▶ Requirements:
From the listing below, count the lines where the string "Selection" occurs. Give the number, with no other words.

▶ Dataset content:
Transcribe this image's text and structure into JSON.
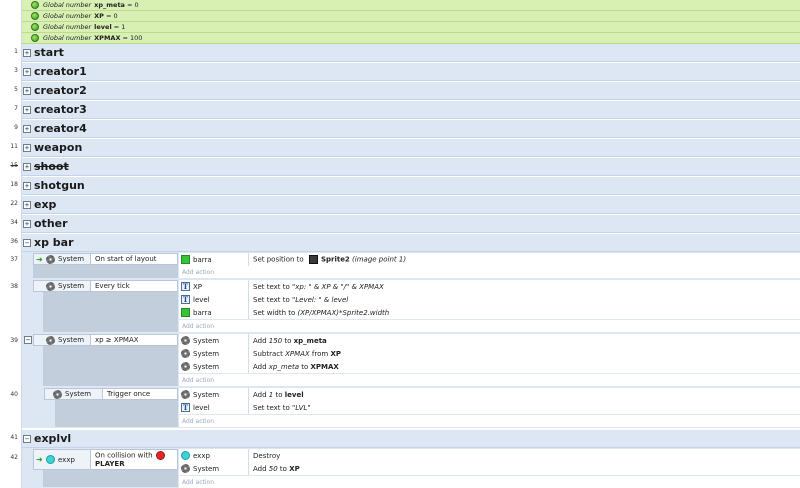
{
  "global_vars": [
    {
      "label": "Global number",
      "name": "xp_meta",
      "value": "= 0"
    },
    {
      "label": "Global number",
      "name": "XP",
      "value": "= 0"
    },
    {
      "label": "Global number",
      "name": "level",
      "value": "= 1"
    },
    {
      "label": "Global number",
      "name": "XPMAX",
      "value": "= 100"
    }
  ],
  "groups": [
    {
      "line": "1",
      "title": "start",
      "toggle": "+"
    },
    {
      "line": "3",
      "title": "creator1",
      "toggle": "+"
    },
    {
      "line": "5",
      "title": "creator2",
      "toggle": "+"
    },
    {
      "line": "7",
      "title": "creator3",
      "toggle": "+"
    },
    {
      "line": "9",
      "title": "creator4",
      "toggle": "+"
    },
    {
      "line": "11",
      "title": "weapon",
      "toggle": "+"
    },
    {
      "line": "15",
      "title": "shoot",
      "toggle": "+"
    },
    {
      "line": "18",
      "title": "shotgun",
      "toggle": "+"
    },
    {
      "line": "22",
      "title": "exp",
      "toggle": "+"
    },
    {
      "line": "34",
      "title": "other",
      "toggle": "+"
    },
    {
      "line": "36",
      "title": "xp bar",
      "toggle": "−"
    },
    {
      "line": "41",
      "title": "explvl",
      "toggle": "−"
    }
  ],
  "events": {
    "e37": {
      "line": "37",
      "obj": "System",
      "cond": "On start of layout",
      "a1": {
        "obj": "barra",
        "pre": "Set position to ",
        "obj2": "Sprite2",
        "post": " (image point 1)"
      },
      "add": "Add action"
    },
    "e38": {
      "line": "38",
      "obj": "System",
      "cond": "Every tick",
      "a1": {
        "obj": "XP",
        "pre": "Set text to ",
        "expr": "\"xp: \" & XP & \"/\" & XPMAX"
      },
      "a2": {
        "obj": "level",
        "pre": "Set text to ",
        "expr": "\"Level: \" & level"
      },
      "a3": {
        "obj": "barra",
        "pre": "Set width to ",
        "expr": "(XP/XPMAX)*Sprite2.width"
      },
      "add": "Add action"
    },
    "e39": {
      "line": "39",
      "toggle": "−",
      "obj": "System",
      "cond": "xp ≥ XPMAX",
      "a1": {
        "obj": "System",
        "pre": "Add ",
        "num": "150",
        "mid": " to ",
        "var": "xp_meta"
      },
      "a2": {
        "obj": "System",
        "pre": "Subtract ",
        "expr": "XPMAX",
        "mid": " from ",
        "var": "XP"
      },
      "a3": {
        "obj": "System",
        "pre": "Add ",
        "expr": "xp_meta",
        "mid": " to ",
        "var": "XPMAX"
      },
      "add": "Add action"
    },
    "e40": {
      "line": "40",
      "obj": "System",
      "cond": "Trigger once",
      "a1": {
        "obj": "System",
        "pre": "Add ",
        "num": "1",
        "mid": " to ",
        "var": "level"
      },
      "a2": {
        "obj": "level",
        "pre": "Set text to ",
        "expr": "\"LVL\""
      },
      "add": "Add action"
    },
    "e42": {
      "line": "42",
      "obj": "exxp",
      "cond": "On collision with",
      "cond_obj": "PLAYER",
      "a1": {
        "obj": "exxp",
        "pre": "Destroy"
      },
      "a2": {
        "obj": "System",
        "pre": "Add ",
        "num": "50",
        "mid": " to ",
        "var": "XP"
      },
      "add": "Add action"
    }
  },
  "colors": {
    "group_bg": "#dde7f3",
    "global_bg": "#d8f0b4",
    "accent_green": "#36c23a"
  }
}
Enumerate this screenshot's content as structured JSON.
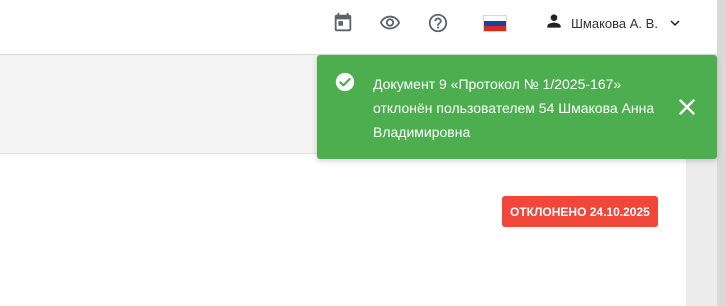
{
  "header": {
    "icons": [
      "calendar-icon",
      "eye-icon",
      "help-icon",
      "russian-flag",
      "person-icon",
      "chevron-down-icon"
    ],
    "user_name": "Шмакова А. В."
  },
  "status_badge": "ОТКЛОНЕНО 24.10.2025",
  "toast": {
    "message": "Документ 9 «Протокол № 1/2025-167» отклонён пользователем 54 Шмакова Анна Владимировна",
    "icons": [
      "check-circle-icon",
      "close-icon"
    ]
  },
  "colors": {
    "toast_background": "#4cae4f",
    "badge_background": "#f0473a",
    "icon_gray": "#5f6368"
  }
}
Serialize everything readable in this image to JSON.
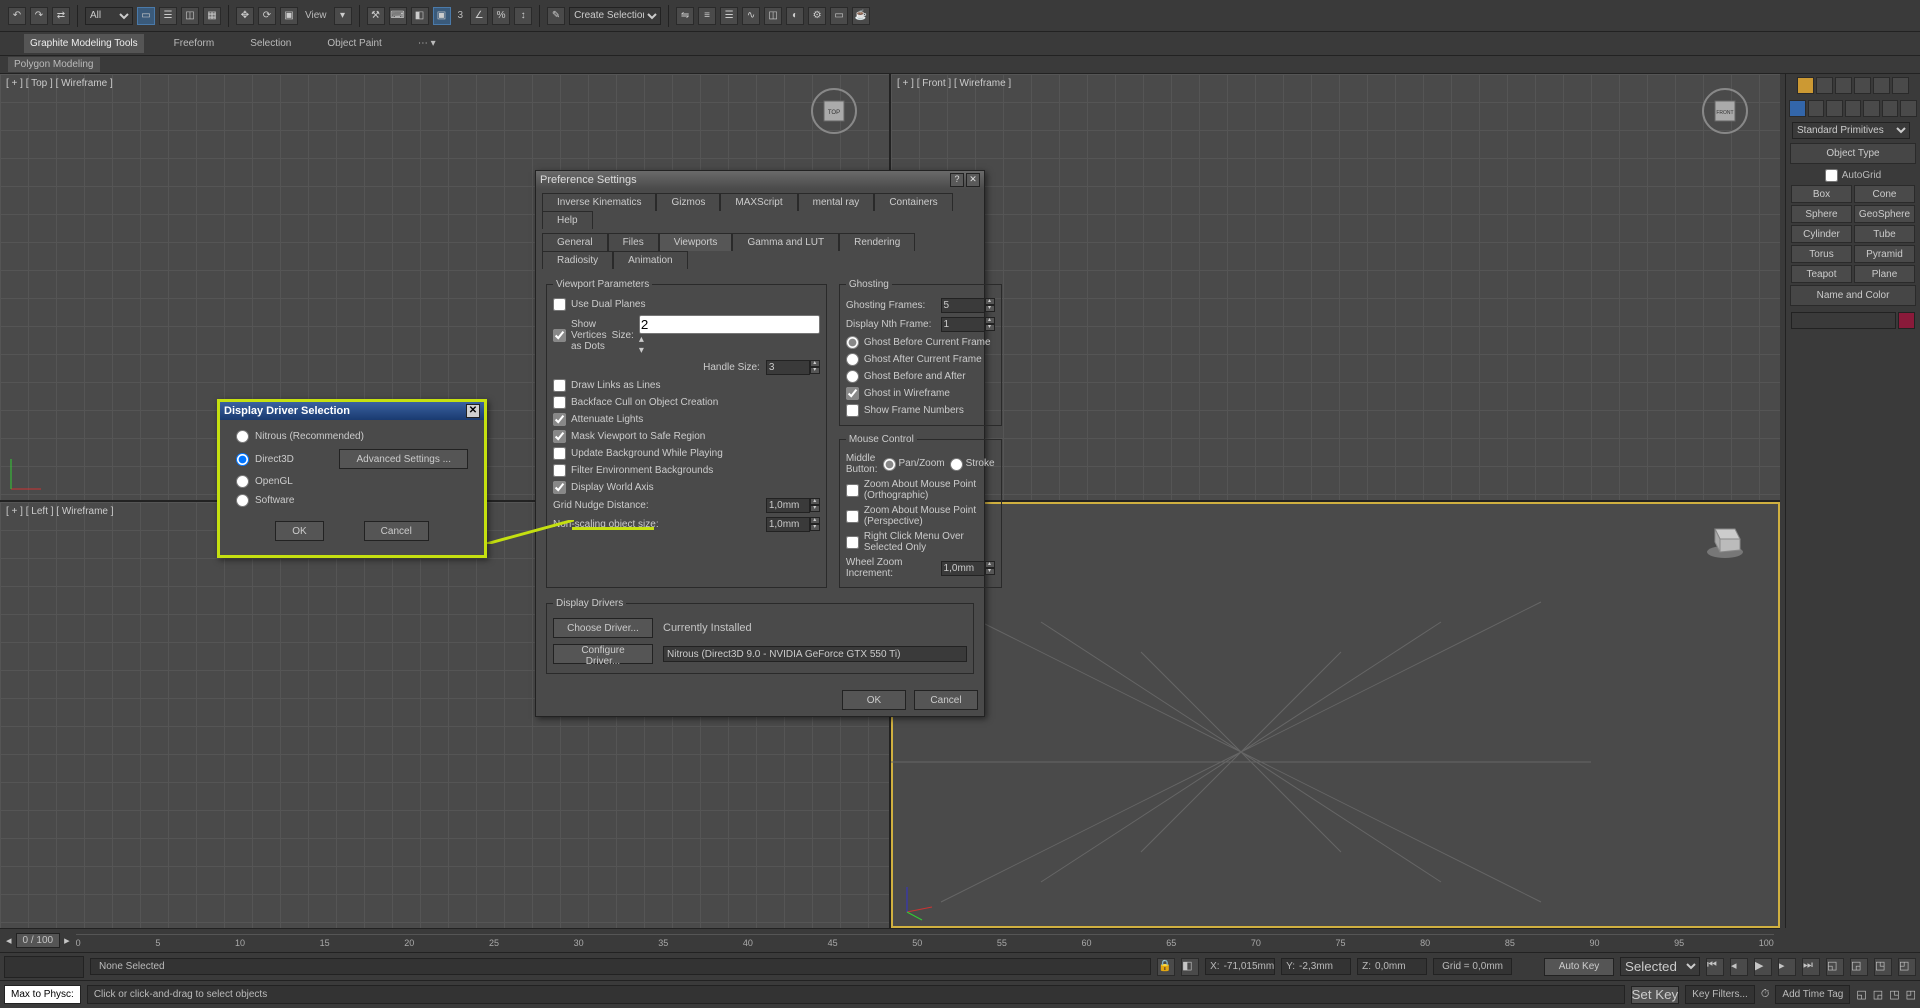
{
  "toolbar": {
    "filter": "All",
    "view_label": "View",
    "num_label": "3",
    "sel_set": "Create Selection Sel"
  },
  "ribbon": {
    "tabs": [
      "Graphite Modeling Tools",
      "Freeform",
      "Selection",
      "Object Paint"
    ],
    "sub": "Polygon Modeling"
  },
  "viewports": {
    "top": "[ + ] [ Top ] [ Wireframe ]",
    "front": "[ + ] [ Front ] [ Wireframe ]",
    "left": "[ + ] [ Left ] [ Wireframe ]",
    "persp": "",
    "cube_top": "TOP",
    "cube_front": "FRONT"
  },
  "cmd": {
    "category": "Standard Primitives",
    "sec_object": "Object Type",
    "autogrid": "AutoGrid",
    "prims": [
      "Box",
      "Cone",
      "Sphere",
      "GeoSphere",
      "Cylinder",
      "Tube",
      "Torus",
      "Pyramid",
      "Teapot",
      "Plane"
    ],
    "sec_color": "Name and Color"
  },
  "timeline": {
    "frame": "0 / 100",
    "ticks": [
      "0",
      "5",
      "10",
      "15",
      "20",
      "25",
      "30",
      "35",
      "40",
      "45",
      "50",
      "55",
      "60",
      "65",
      "70",
      "75",
      "80",
      "85",
      "90",
      "95",
      "100"
    ]
  },
  "status": {
    "sel": "None Selected",
    "x": "-71,015mm",
    "y": "-2,3mm",
    "z": "0,0mm",
    "grid": "Grid = 0,0mm",
    "autokey": "Auto Key",
    "setkey": "Set Key",
    "selected": "Selected",
    "addtag": "Add Time Tag",
    "keyfilters": "Key Filters...",
    "script": "Max to Physc:",
    "prompt": "Click or click-and-drag to select objects"
  },
  "prefs": {
    "title": "Preference Settings",
    "tabs_top": [
      "Inverse Kinematics",
      "Gizmos",
      "MAXScript",
      "mental ray",
      "Containers",
      "Help"
    ],
    "tabs_bot": [
      "General",
      "Files",
      "Viewports",
      "Gamma and LUT",
      "Rendering",
      "Radiosity",
      "Animation"
    ],
    "vp_params": {
      "legend": "Viewport Parameters",
      "use_dual": "Use Dual Planes",
      "show_verts": "Show Vertices as Dots",
      "size_lbl": "Size:",
      "size_val": "2",
      "handle_lbl": "Handle Size:",
      "handle_val": "3",
      "draw_links": "Draw Links as Lines",
      "backface": "Backface Cull on Object Creation",
      "atten": "Attenuate Lights",
      "mask": "Mask Viewport to Safe Region",
      "update_bg": "Update Background While Playing",
      "filter_env": "Filter Environment Backgrounds",
      "world_axis": "Display World Axis",
      "nudge_lbl": "Grid Nudge Distance:",
      "nudge_val": "1,0mm",
      "nonscale_lbl": "Non-scaling object size:",
      "nonscale_val": "1,0mm"
    },
    "ghost": {
      "legend": "Ghosting",
      "frames_lbl": "Ghosting Frames:",
      "frames_val": "5",
      "nth_lbl": "Display Nth Frame:",
      "nth_val": "1",
      "before": "Ghost Before Current Frame",
      "after": "Ghost After Current Frame",
      "both": "Ghost Before and After",
      "wire": "Ghost in Wireframe",
      "numbers": "Show Frame Numbers"
    },
    "mouse": {
      "legend": "Mouse Control",
      "mid_lbl": "Middle Button:",
      "pan": "Pan/Zoom",
      "stroke": "Stroke",
      "zoom_ortho": "Zoom About Mouse Point (Orthographic)",
      "zoom_persp": "Zoom About Mouse Point (Perspective)",
      "rclick": "Right Click Menu Over Selected Only",
      "wheel_lbl": "Wheel Zoom Increment:",
      "wheel_val": "1,0mm"
    },
    "drv": {
      "legend": "Display Drivers",
      "choose": "Choose Driver...",
      "config": "Configure Driver...",
      "curr_lbl": "Currently Installed",
      "curr_val": "Nitrous (Direct3D 9.0 - NVIDIA GeForce GTX 550 Ti)"
    },
    "ok": "OK",
    "cancel": "Cancel"
  },
  "drvdlg": {
    "title": "Display Driver Selection",
    "nitrous": "Nitrous (Recommended)",
    "d3d": "Direct3D",
    "ogl": "OpenGL",
    "sw": "Software",
    "adv": "Advanced Settings ...",
    "ok": "OK",
    "cancel": "Cancel"
  }
}
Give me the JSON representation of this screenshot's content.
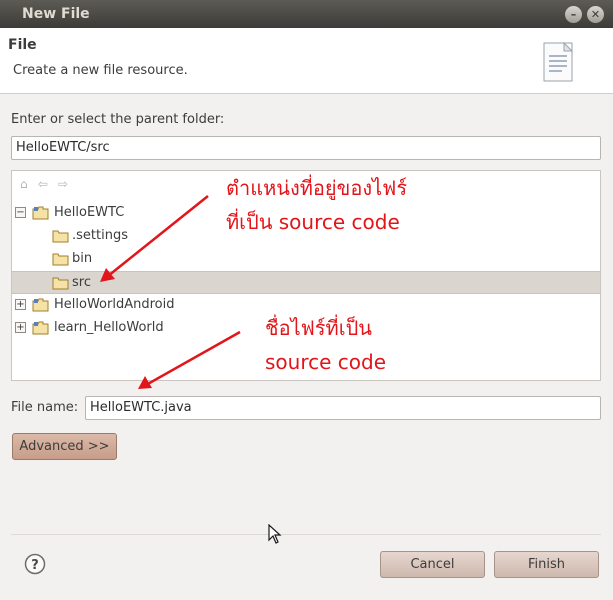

▶ Exercise output:
3